(THE EXERCISE) Return each line that holds the word "Goddard".

Dataset items:
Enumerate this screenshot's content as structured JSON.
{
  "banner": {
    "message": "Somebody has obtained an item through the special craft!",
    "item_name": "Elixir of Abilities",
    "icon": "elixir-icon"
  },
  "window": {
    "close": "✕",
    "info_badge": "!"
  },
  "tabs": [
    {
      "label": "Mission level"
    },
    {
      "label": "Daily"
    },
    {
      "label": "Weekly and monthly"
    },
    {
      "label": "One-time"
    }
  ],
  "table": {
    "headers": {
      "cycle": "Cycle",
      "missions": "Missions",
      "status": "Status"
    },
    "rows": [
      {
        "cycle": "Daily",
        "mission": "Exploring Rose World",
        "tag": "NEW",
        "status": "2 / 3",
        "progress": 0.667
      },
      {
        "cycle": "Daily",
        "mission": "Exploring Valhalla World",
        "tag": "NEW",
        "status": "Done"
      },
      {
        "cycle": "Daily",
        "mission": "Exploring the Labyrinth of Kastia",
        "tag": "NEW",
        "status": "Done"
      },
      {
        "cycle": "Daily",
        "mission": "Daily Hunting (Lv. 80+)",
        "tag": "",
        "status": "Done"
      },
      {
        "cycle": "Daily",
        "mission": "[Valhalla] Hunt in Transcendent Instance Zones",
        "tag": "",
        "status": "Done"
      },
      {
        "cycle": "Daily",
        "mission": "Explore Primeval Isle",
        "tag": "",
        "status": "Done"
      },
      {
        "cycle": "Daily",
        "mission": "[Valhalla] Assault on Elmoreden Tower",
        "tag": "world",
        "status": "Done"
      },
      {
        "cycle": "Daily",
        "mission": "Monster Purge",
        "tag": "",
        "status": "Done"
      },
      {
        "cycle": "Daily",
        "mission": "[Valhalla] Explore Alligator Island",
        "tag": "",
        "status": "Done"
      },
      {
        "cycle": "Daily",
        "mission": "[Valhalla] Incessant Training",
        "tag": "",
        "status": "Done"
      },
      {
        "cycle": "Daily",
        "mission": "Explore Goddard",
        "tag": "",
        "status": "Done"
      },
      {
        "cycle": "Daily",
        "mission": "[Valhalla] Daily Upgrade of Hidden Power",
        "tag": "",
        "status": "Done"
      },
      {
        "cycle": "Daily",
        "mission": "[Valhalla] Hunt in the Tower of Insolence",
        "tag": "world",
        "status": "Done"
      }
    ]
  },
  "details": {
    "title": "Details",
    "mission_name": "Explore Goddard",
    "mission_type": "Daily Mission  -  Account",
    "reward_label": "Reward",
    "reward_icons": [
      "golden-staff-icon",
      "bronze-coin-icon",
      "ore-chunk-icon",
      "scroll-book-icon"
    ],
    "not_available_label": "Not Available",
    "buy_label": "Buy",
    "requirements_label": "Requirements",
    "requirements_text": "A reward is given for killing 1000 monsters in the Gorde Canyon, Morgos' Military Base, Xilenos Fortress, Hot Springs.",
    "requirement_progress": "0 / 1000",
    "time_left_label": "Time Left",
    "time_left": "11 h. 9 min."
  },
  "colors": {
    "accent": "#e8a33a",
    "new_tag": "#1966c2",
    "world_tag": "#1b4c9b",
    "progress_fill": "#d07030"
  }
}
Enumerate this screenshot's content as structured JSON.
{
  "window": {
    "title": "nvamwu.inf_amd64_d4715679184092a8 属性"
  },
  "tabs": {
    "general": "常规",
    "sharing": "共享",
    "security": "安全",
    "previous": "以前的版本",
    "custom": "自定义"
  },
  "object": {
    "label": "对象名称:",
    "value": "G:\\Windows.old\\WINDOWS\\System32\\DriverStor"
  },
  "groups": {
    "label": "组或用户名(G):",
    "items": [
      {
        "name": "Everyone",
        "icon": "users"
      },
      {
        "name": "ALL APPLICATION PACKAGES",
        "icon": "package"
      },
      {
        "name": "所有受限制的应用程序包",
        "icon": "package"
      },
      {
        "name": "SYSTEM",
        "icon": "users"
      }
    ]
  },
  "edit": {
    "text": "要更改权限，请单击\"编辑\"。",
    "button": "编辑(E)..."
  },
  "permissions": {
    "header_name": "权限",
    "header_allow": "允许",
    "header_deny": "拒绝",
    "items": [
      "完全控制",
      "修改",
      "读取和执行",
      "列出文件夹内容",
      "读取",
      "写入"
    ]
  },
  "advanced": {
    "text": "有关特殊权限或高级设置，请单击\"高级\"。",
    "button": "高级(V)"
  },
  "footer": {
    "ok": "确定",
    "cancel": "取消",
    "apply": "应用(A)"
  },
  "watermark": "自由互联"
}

(PROBLEM SOLUTION)
        "mission": "Explore Goddard",
    "mission_name": "Explore Goddard",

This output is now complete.